## EXERCISE DETAILS
A complete, exact copy of the data is the required answer.

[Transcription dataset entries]
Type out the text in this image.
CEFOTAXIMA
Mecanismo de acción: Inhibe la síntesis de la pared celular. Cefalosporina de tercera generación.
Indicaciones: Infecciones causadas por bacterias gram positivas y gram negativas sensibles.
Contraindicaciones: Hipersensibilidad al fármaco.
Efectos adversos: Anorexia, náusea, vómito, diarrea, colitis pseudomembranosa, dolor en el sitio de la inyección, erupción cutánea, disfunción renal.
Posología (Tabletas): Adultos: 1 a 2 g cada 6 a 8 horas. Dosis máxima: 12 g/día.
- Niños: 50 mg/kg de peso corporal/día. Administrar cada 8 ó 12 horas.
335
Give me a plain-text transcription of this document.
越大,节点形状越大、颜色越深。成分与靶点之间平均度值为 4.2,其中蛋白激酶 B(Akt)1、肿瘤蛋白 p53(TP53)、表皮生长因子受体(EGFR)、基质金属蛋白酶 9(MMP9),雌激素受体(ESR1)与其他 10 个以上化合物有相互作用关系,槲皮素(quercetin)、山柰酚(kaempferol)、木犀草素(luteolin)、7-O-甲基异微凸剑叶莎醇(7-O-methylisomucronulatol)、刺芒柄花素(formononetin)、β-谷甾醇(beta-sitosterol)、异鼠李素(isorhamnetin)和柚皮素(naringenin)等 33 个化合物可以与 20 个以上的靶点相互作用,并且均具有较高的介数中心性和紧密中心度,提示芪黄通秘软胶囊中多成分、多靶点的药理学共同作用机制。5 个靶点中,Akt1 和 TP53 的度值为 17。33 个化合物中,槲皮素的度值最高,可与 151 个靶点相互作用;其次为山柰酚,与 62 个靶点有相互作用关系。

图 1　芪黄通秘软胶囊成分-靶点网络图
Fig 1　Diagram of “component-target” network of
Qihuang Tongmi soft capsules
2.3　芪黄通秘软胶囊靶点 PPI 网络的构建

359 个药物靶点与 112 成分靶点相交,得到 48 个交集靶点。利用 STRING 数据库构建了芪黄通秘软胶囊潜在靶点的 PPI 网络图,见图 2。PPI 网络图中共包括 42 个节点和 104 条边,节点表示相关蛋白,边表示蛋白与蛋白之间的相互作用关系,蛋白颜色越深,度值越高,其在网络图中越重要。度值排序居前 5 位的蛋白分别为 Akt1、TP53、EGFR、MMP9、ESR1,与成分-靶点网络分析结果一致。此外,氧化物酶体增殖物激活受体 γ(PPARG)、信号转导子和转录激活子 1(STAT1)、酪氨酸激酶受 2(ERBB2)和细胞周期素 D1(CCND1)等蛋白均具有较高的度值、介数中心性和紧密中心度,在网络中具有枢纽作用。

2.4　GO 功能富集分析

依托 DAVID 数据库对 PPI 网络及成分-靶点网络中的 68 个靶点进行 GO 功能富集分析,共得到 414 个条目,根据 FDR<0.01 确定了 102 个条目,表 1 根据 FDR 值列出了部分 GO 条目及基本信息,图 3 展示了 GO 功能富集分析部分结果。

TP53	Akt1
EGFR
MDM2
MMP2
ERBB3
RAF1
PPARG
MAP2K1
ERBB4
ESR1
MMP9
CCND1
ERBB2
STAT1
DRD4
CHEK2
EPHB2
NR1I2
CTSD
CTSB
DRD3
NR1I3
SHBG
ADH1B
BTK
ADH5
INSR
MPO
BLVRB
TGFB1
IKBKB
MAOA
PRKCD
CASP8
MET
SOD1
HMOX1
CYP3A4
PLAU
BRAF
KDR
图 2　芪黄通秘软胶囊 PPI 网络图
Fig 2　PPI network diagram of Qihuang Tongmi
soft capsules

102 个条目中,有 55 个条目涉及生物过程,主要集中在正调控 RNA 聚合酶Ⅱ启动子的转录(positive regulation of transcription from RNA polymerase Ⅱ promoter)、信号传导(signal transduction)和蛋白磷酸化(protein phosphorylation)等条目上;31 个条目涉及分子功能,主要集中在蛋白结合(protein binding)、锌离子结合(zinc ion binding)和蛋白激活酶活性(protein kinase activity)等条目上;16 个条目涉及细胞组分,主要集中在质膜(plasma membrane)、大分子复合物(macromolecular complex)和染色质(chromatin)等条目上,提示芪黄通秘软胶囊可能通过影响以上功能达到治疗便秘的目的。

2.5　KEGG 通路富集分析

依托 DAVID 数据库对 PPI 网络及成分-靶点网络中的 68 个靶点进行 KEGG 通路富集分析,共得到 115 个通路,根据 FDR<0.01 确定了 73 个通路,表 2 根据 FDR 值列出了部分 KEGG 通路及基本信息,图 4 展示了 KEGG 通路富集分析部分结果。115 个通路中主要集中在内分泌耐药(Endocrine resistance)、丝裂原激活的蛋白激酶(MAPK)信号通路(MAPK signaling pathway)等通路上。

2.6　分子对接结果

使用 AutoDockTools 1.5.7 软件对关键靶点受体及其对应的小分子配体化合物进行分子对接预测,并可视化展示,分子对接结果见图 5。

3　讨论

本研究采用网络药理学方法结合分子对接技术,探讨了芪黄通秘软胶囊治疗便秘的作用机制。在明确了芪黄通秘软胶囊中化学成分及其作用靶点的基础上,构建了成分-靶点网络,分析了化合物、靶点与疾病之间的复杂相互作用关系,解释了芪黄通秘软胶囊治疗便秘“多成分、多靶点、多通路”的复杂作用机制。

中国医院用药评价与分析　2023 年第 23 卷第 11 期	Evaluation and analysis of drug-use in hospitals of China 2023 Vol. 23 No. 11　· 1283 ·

## WRITTEN SOLUTION
Type out the text in this image.
CEFOTAXIMA
Mecanismo de acción: Inhibe la síntesis de la pared celular. Cefalosporina de tercera generación.
Indicaciones: Infecciones causadas por bacterias gram positivas y gram negativas sensibles.
Contraindicaciones: Hipersensibilidad al fármaco.
Efectos adversos: Anorexia, náusea, vómito, diarrea, colitis pseudomembranosa, dolor en el sitio de la inyección, erupción cutánea, disfunción renal.
Posología (Tabletas): Adultos: 1 a 2 g cada 6 a 8 horas. Dosis máxima: 12 g/día.
- Niños: 50 mg/kg de peso corporal/día. Administrar cada 8 ó 12 horas.
335
Give me a plain-text transcription of this document.
越大,节点形状越大、颜色越深。成分与靶点之间平均度值为 4.2,其中蛋白激酶 B(Akt)1、肿瘤蛋白 p53(TP53)、表皮生长因子受体(EGFR)、基质金属蛋白酶 9(MMP9),雌激素受体(ESR1)与其他 10 个以上化合物有相互作用关系,槲皮素(quercetin)、山柰酚(kaempferol)、木犀草素(luteolin)、7-O-甲基异微凸剑叶莎醇(7-O-methylisomucronulatol)、刺芒柄花素(formononetin)、β-谷甾醇(beta-sitosterol)、异鼠李素(isorhamnetin)和柚皮素(naringenin)等 33 个化合物可以与 20 个以上的靶点相互作用,并且均具有较高的介数中心性和紧密中心度,提示芪黄通秘软胶囊中多成分、多靶点的药理学共同作用机制。5 个靶点中,Akt1 和 TP53 的度值为 17。33 个化合物中,槲皮素的度值最高,可与 151 个靶点相互作用;其次为山柰酚,与 62 个靶点有相互作用关系。

图 1　芪黄通秘软胶囊成分-靶点网络图
Fig 1　Diagram of “component-target” network of
Qihuang Tongmi soft capsules
2.3　芪黄通秘软胶囊靶点 PPI 网络的构建

359 个药物靶点与 112 成分靶点相交,得到 48 个交集靶点。利用 STRING 数据库构建了芪黄通秘软胶囊潜在靶点的 PPI 网络图,见图 2。PPI 网络图中共包括 42 个节点和 104 条边,节点表示相关蛋白,边表示蛋白与蛋白之间的相互作用关系,蛋白颜色越深,度值越高,其在网络图中越重要。度值排序居前 5 位的蛋白分别为 Akt1、TP53、EGFR、MMP9、ESR1,与成分-靶点网络分析结果一致。此外,氧化物酶体增殖物激活受体 γ(PPARG)、信号转导子和转录激活子 1(STAT1)、酪氨酸激酶受 2(ERBB2)和细胞周期素 D1(CCND1)等蛋白均具有较高的度值、介数中心性和紧密中心度,在网络中具有枢纽作用。

2.4　GO 功能富集分析

依托 DAVID 数据库对 PPI 网络及成分-靶点网络中的 68 个靶点进行 GO 功能富集分析,共得到 414 个条目,根据 FDR<0.01 确定了 102 个条目,表 1 根据 FDR 值列出了部分 GO 条目及基本信息,图 3 展示了 GO 功能富集分析部分结果。

TP53	Akt1
EGFR
MDM2
MMP2
ERBB3
RAF1
PPARG
MAP2K1
ERBB4
ESR1
MMP9
CCND1
ERBB2
STAT1
DRD4
CHEK2
EPHB2
NR1I2
CTSD
CTSB
DRD3
NR1I3
SHBG
ADH1B
BTK
ADH5
INSR
MPO
BLVRB
TGFB1
IKBKB
MAOA
PRKCD
CASP8
MET
SOD1
HMOX1
CYP3A4
PLAU
BRAF
KDR
图 2　芪黄通秘软胶囊 PPI 网络图
Fig 2　PPI network diagram of Qihuang Tongmi
soft capsules

102 个条目中,有 55 个条目涉及生物过程,主要集中在正调控 RNA 聚合酶Ⅱ启动子的转录(positive regulation of transcription from RNA polymerase Ⅱ promoter)、信号传导(signal transduction)和蛋白磷酸化(protein phosphorylation)等条目上;31 个条目涉及分子功能,主要集中在蛋白结合(protein binding)、锌离子结合(zinc ion binding)和蛋白激活酶活性(protein kinase activity)等条目上;16 个条目涉及细胞组分,主要集中在质膜(plasma membrane)、大分子复合物(macromolecular complex)和染色质(chromatin)等条目上,提示芪黄通秘软胶囊可能通过影响以上功能达到治疗便秘的目的。

2.5　KEGG 通路富集分析

依托 DAVID 数据库对 PPI 网络及成分-靶点网络中的 68 个靶点进行 KEGG 通路富集分析,共得到 115 个通路,根据 FDR<0.01 确定了 73 个通路,表 2 根据 FDR 值列出了部分 KEGG 通路及基本信息,图 4 展示了 KEGG 通路富集分析部分结果。115 个通路中主要集中在内分泌耐药(Endocrine resistance)、丝裂原激活的蛋白激酶(MAPK)信号通路(MAPK signaling pathway)等通路上。

2.6　分子对接结果

使用 AutoDockTools 1.5.7 软件对关键靶点受体及其对应的小分子配体化合物进行分子对接预测,并可视化展示,分子对接结果见图 5。

3　讨论

本研究采用网络药理学方法结合分子对接技术,探讨了芪黄通秘软胶囊治疗便秘的作用机制。在明确了芪黄通秘软胶囊中化学成分及其作用靶点的基础上,构建了成分-靶点网络,分析了化合物、靶点与疾病之间的复杂相互作用关系,解释了芪黄通秘软胶囊治疗便秘“多成分、多靶点、多通路”的复杂作用机制。

中国医院用药评价与分析　2023 年第 23 卷第 11 期	Evaluation and analysis of drug-use in hospitals of China 2023 Vol. 23 No. 11　· 1283 ·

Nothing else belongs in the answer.